• Extracted data entries

....

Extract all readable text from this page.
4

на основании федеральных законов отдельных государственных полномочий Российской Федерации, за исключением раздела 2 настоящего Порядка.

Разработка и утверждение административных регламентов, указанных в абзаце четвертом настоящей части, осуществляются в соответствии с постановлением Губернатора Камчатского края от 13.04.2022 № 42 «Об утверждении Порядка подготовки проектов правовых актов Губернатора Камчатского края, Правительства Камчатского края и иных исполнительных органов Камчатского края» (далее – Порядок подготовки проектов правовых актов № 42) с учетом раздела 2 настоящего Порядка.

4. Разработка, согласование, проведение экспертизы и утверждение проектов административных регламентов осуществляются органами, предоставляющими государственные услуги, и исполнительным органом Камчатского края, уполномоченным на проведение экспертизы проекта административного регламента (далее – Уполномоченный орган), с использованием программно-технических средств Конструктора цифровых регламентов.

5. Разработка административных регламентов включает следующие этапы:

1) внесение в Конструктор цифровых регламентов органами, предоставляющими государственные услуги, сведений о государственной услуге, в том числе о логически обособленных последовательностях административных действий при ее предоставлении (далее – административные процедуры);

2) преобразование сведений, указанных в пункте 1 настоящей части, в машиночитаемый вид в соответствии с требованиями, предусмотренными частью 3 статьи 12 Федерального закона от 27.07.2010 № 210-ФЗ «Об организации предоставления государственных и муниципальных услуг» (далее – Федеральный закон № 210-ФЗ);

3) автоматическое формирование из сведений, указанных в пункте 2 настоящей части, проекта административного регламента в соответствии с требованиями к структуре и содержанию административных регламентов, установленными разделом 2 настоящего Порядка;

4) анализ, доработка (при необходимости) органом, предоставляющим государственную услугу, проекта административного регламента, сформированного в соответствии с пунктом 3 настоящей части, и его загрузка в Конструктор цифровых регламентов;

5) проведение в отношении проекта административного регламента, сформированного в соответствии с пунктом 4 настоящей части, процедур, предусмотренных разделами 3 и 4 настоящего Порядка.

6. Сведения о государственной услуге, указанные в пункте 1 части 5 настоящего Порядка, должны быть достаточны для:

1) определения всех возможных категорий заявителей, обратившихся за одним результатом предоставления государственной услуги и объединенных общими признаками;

....

• Aim of the exercise
Copy out every line from the data above that has "далее" in it.

• Answer for the task
Разработка и утверждение административных регламентов, указанных в абзаце четвертом настоящей части, осуществляются в соответствии с постановлением Губернатора Камчатского края от 13.04.2022 № 42 «Об утверждении Порядка подготовки проектов правовых актов Губернатора Камчатского края, Правительства Камчатского края и иных исполнительных органов Камчатского края» (далее – Порядок подготовки проектов правовых актов № 42) с учетом раздела 2 настоящего Порядка.
4. Разработка, согласование, проведение экспертизы и утверждение проектов административных регламентов осуществляются органами, предоставляющими государственные услуги, и исполнительным органом Камчатского края, уполномоченным на проведение экспертизы проекта административного регламента (далее – Уполномоченный орган), с использованием программно-технических средств Конструктора цифровых регламентов.
1) внесение в Конструктор цифровых регламентов органами, предоставляющими государственные услуги, сведений о государственной услуге, в том числе о логически обособленных последовательностях административных действий при ее предоставлении (далее – административные процедуры);
2) преобразование сведений, указанных в пункте 1 настоящей части, в машиночитаемый вид в соответствии с требованиями, предусмотренными частью 3 статьи 12 Федерального закона от 27.07.2010 № 210-ФЗ «Об организации предоставления государственных и муниципальных услуг» (далее – Федеральный закон № 210-ФЗ);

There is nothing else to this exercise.